WRITTEN PROBLEM →
Reproduce the records. Keep every word exact and include no images.

MATERIAL TO PROCESS →

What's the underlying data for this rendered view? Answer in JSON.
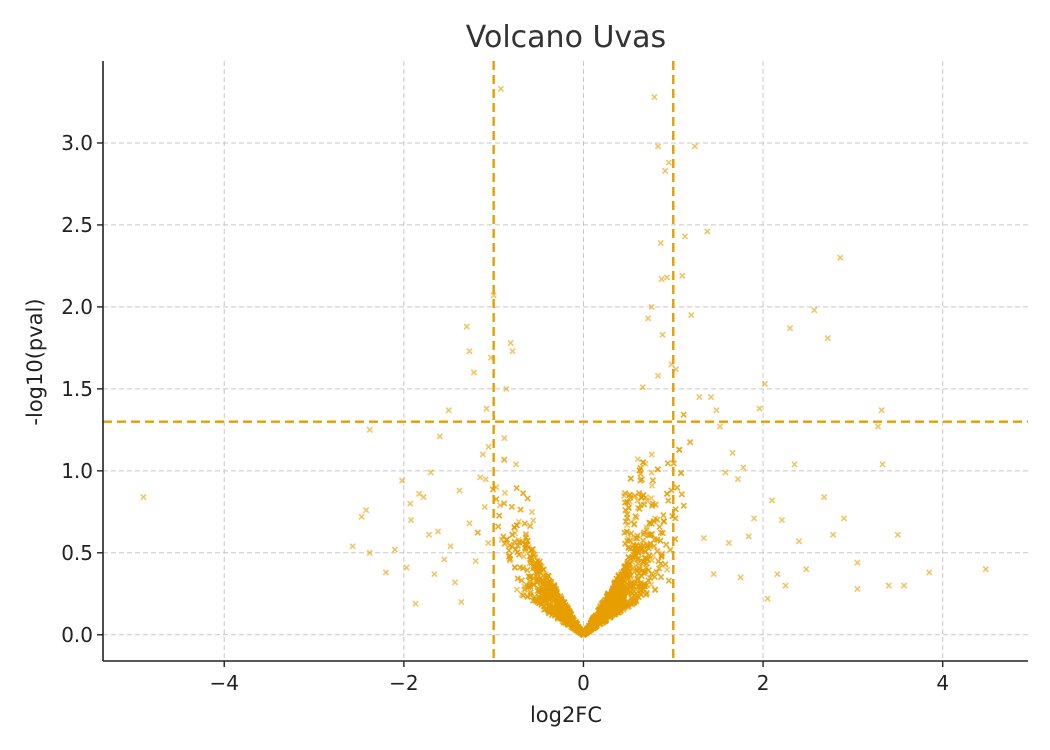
{
  "chart_data": {
    "type": "scatter",
    "title": "Volcano Uvas",
    "xlabel": "log2FC",
    "ylabel": "-log10(pval)",
    "xlim": [
      -5.35,
      4.95
    ],
    "ylim": [
      -0.16,
      3.5
    ],
    "xticks": [
      {
        "value": -4,
        "label": "−4"
      },
      {
        "value": -2,
        "label": "−2"
      },
      {
        "value": 0,
        "label": "0"
      },
      {
        "value": 2,
        "label": "2"
      },
      {
        "value": 4,
        "label": "4"
      }
    ],
    "yticks": [
      {
        "value": 0.0,
        "label": "0.0"
      },
      {
        "value": 0.5,
        "label": "0.5"
      },
      {
        "value": 1.0,
        "label": "1.0"
      },
      {
        "value": 1.5,
        "label": "1.5"
      },
      {
        "value": 2.0,
        "label": "2.0"
      },
      {
        "value": 2.5,
        "label": "2.5"
      },
      {
        "value": 3.0,
        "label": "3.0"
      }
    ],
    "grid": true,
    "marker": "x",
    "color": "#E69F00",
    "thresholds": {
      "log2fc": [
        -1,
        1
      ],
      "neg_log10_pval": 1.3
    },
    "series": [
      {
        "points": [
          [
            -4.9,
            0.84
          ],
          [
            -2.57,
            0.54
          ],
          [
            -2.42,
            0.76
          ],
          [
            -2.47,
            0.72
          ],
          [
            -2.38,
            0.5
          ],
          [
            -2.38,
            1.25
          ],
          [
            -2.2,
            0.38
          ],
          [
            -2.1,
            0.52
          ],
          [
            -2.02,
            0.94
          ],
          [
            -1.97,
            0.41
          ],
          [
            -1.92,
            0.7
          ],
          [
            -1.93,
            0.8
          ],
          [
            -1.87,
            0.19
          ],
          [
            -1.83,
            0.86
          ],
          [
            -1.78,
            0.84
          ],
          [
            -1.72,
            0.61
          ],
          [
            -1.7,
            0.99
          ],
          [
            -1.66,
            0.37
          ],
          [
            -1.62,
            0.63
          ],
          [
            -1.6,
            1.21
          ],
          [
            -1.55,
            0.46
          ],
          [
            -1.5,
            1.37
          ],
          [
            -1.48,
            0.54
          ],
          [
            -1.43,
            0.32
          ],
          [
            -1.38,
            0.88
          ],
          [
            -1.36,
            0.2
          ],
          [
            -1.3,
            1.88
          ],
          [
            -1.27,
            1.73
          ],
          [
            -1.27,
            0.68
          ],
          [
            -1.22,
            1.6
          ],
          [
            -1.2,
            0.45
          ],
          [
            -1.15,
            0.96
          ],
          [
            -1.12,
            1.1
          ],
          [
            -1.08,
            1.38
          ],
          [
            -1.06,
            0.56
          ],
          [
            -1.03,
            1.69
          ],
          [
            -1.0,
            2.07
          ],
          [
            -0.93,
            0.79
          ],
          [
            -0.88,
            1.2
          ],
          [
            -0.86,
            1.5
          ],
          [
            -0.81,
            1.78
          ],
          [
            -0.79,
            1.73
          ],
          [
            -0.75,
            1.04
          ],
          [
            -0.72,
            0.69
          ],
          [
            -0.65,
            0.51
          ],
          [
            -0.92,
            3.33
          ],
          [
            -0.97,
            0.9
          ],
          [
            -1.1,
            0.78
          ],
          [
            0.66,
            1.51
          ],
          [
            0.76,
            2.0
          ],
          [
            0.72,
            1.93
          ],
          [
            0.79,
            3.28
          ],
          [
            0.83,
            2.98
          ],
          [
            0.83,
            1.58
          ],
          [
            0.86,
            2.39
          ],
          [
            0.87,
            2.17
          ],
          [
            0.88,
            1.83
          ],
          [
            0.91,
            2.83
          ],
          [
            0.93,
            2.18
          ],
          [
            0.95,
            2.88
          ],
          [
            0.98,
            1.65
          ],
          [
            1.03,
            1.62
          ],
          [
            1.1,
            2.19
          ],
          [
            1.13,
            2.43
          ],
          [
            1.2,
            1.95
          ],
          [
            1.24,
            2.98
          ],
          [
            1.29,
            1.45
          ],
          [
            1.38,
            2.46
          ],
          [
            1.42,
            1.45
          ],
          [
            1.48,
            1.37
          ],
          [
            1.52,
            1.27
          ],
          [
            1.58,
            0.99
          ],
          [
            1.66,
            1.11
          ],
          [
            1.72,
            0.95
          ],
          [
            1.78,
            1.02
          ],
          [
            1.84,
            0.6
          ],
          [
            1.9,
            0.71
          ],
          [
            1.96,
            1.38
          ],
          [
            2.02,
            1.53
          ],
          [
            2.05,
            0.22
          ],
          [
            2.1,
            0.82
          ],
          [
            2.16,
            0.37
          ],
          [
            2.25,
            0.3
          ],
          [
            2.3,
            1.87
          ],
          [
            2.35,
            1.04
          ],
          [
            2.4,
            0.57
          ],
          [
            2.48,
            0.4
          ],
          [
            2.57,
            1.98
          ],
          [
            2.68,
            0.84
          ],
          [
            2.72,
            1.81
          ],
          [
            2.78,
            0.61
          ],
          [
            2.86,
            2.3
          ],
          [
            2.9,
            0.71
          ],
          [
            3.05,
            0.44
          ],
          [
            3.05,
            0.28
          ],
          [
            3.28,
            1.27
          ],
          [
            3.32,
            1.37
          ],
          [
            3.33,
            1.04
          ],
          [
            3.4,
            0.3
          ],
          [
            3.5,
            0.61
          ],
          [
            3.57,
            0.3
          ],
          [
            3.85,
            0.38
          ],
          [
            4.48,
            0.4
          ],
          [
            1.34,
            0.59
          ],
          [
            1.45,
            0.37
          ],
          [
            2.21,
            0.7
          ],
          [
            1.75,
            0.35
          ],
          [
            1.62,
            0.56
          ]
        ]
      }
    ]
  }
}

OUTPUT OF THE EXERCISE →
What's the underlying data for this rendered view? Answer in JSON.
{
  "chart_data": {
    "type": "scatter",
    "title": "Volcano Uvas",
    "xlabel": "log2FC",
    "ylabel": "-log10(pval)",
    "xlim": [
      -5.35,
      4.95
    ],
    "ylim": [
      -0.16,
      3.5
    ],
    "xticks": [
      {
        "value": -4,
        "label": "−4"
      },
      {
        "value": -2,
        "label": "−2"
      },
      {
        "value": 0,
        "label": "0"
      },
      {
        "value": 2,
        "label": "2"
      },
      {
        "value": 4,
        "label": "4"
      }
    ],
    "yticks": [
      {
        "value": 0.0,
        "label": "0.0"
      },
      {
        "value": 0.5,
        "label": "0.5"
      },
      {
        "value": 1.0,
        "label": "1.0"
      },
      {
        "value": 1.5,
        "label": "1.5"
      },
      {
        "value": 2.0,
        "label": "2.0"
      },
      {
        "value": 2.5,
        "label": "2.5"
      },
      {
        "value": 3.0,
        "label": "3.0"
      }
    ],
    "grid": true,
    "marker": "x",
    "color": "#E69F00",
    "thresholds": {
      "log2fc": [
        -1,
        1
      ],
      "neg_log10_pval": 1.3
    },
    "series": [
      {
        "points": [
          [
            -4.9,
            0.84
          ],
          [
            -2.57,
            0.54
          ],
          [
            -2.42,
            0.76
          ],
          [
            -2.47,
            0.72
          ],
          [
            -2.38,
            0.5
          ],
          [
            -2.38,
            1.25
          ],
          [
            -2.2,
            0.38
          ],
          [
            -2.1,
            0.52
          ],
          [
            -2.02,
            0.94
          ],
          [
            -1.97,
            0.41
          ],
          [
            -1.92,
            0.7
          ],
          [
            -1.93,
            0.8
          ],
          [
            -1.87,
            0.19
          ],
          [
            -1.83,
            0.86
          ],
          [
            -1.78,
            0.84
          ],
          [
            -1.72,
            0.61
          ],
          [
            -1.7,
            0.99
          ],
          [
            -1.66,
            0.37
          ],
          [
            -1.62,
            0.63
          ],
          [
            -1.6,
            1.21
          ],
          [
            -1.55,
            0.46
          ],
          [
            -1.5,
            1.37
          ],
          [
            -1.48,
            0.54
          ],
          [
            -1.43,
            0.32
          ],
          [
            -1.38,
            0.88
          ],
          [
            -1.36,
            0.2
          ],
          [
            -1.3,
            1.88
          ],
          [
            -1.27,
            1.73
          ],
          [
            -1.27,
            0.68
          ],
          [
            -1.22,
            1.6
          ],
          [
            -1.2,
            0.45
          ],
          [
            -1.15,
            0.96
          ],
          [
            -1.12,
            1.1
          ],
          [
            -1.08,
            1.38
          ],
          [
            -1.06,
            0.56
          ],
          [
            -1.03,
            1.69
          ],
          [
            -1.0,
            2.07
          ],
          [
            -0.93,
            0.79
          ],
          [
            -0.88,
            1.2
          ],
          [
            -0.86,
            1.5
          ],
          [
            -0.81,
            1.78
          ],
          [
            -0.79,
            1.73
          ],
          [
            -0.75,
            1.04
          ],
          [
            -0.72,
            0.69
          ],
          [
            -0.65,
            0.51
          ],
          [
            -0.92,
            3.33
          ],
          [
            -0.97,
            0.9
          ],
          [
            -1.1,
            0.78
          ],
          [
            0.66,
            1.51
          ],
          [
            0.76,
            2.0
          ],
          [
            0.72,
            1.93
          ],
          [
            0.79,
            3.28
          ],
          [
            0.83,
            2.98
          ],
          [
            0.83,
            1.58
          ],
          [
            0.86,
            2.39
          ],
          [
            0.87,
            2.17
          ],
          [
            0.88,
            1.83
          ],
          [
            0.91,
            2.83
          ],
          [
            0.93,
            2.18
          ],
          [
            0.95,
            2.88
          ],
          [
            0.98,
            1.65
          ],
          [
            1.03,
            1.62
          ],
          [
            1.1,
            2.19
          ],
          [
            1.13,
            2.43
          ],
          [
            1.2,
            1.95
          ],
          [
            1.24,
            2.98
          ],
          [
            1.29,
            1.45
          ],
          [
            1.38,
            2.46
          ],
          [
            1.42,
            1.45
          ],
          [
            1.48,
            1.37
          ],
          [
            1.52,
            1.27
          ],
          [
            1.58,
            0.99
          ],
          [
            1.66,
            1.11
          ],
          [
            1.72,
            0.95
          ],
          [
            1.78,
            1.02
          ],
          [
            1.84,
            0.6
          ],
          [
            1.9,
            0.71
          ],
          [
            1.96,
            1.38
          ],
          [
            2.02,
            1.53
          ],
          [
            2.05,
            0.22
          ],
          [
            2.1,
            0.82
          ],
          [
            2.16,
            0.37
          ],
          [
            2.25,
            0.3
          ],
          [
            2.3,
            1.87
          ],
          [
            2.35,
            1.04
          ],
          [
            2.4,
            0.57
          ],
          [
            2.48,
            0.4
          ],
          [
            2.57,
            1.98
          ],
          [
            2.68,
            0.84
          ],
          [
            2.72,
            1.81
          ],
          [
            2.78,
            0.61
          ],
          [
            2.86,
            2.3
          ],
          [
            2.9,
            0.71
          ],
          [
            3.05,
            0.44
          ],
          [
            3.05,
            0.28
          ],
          [
            3.28,
            1.27
          ],
          [
            3.32,
            1.37
          ],
          [
            3.33,
            1.04
          ],
          [
            3.4,
            0.3
          ],
          [
            3.5,
            0.61
          ],
          [
            3.57,
            0.3
          ],
          [
            3.85,
            0.38
          ],
          [
            4.48,
            0.4
          ],
          [
            1.34,
            0.59
          ],
          [
            1.45,
            0.37
          ],
          [
            2.21,
            0.7
          ],
          [
            1.75,
            0.35
          ],
          [
            1.62,
            0.56
          ]
        ]
      }
    ]
  }
}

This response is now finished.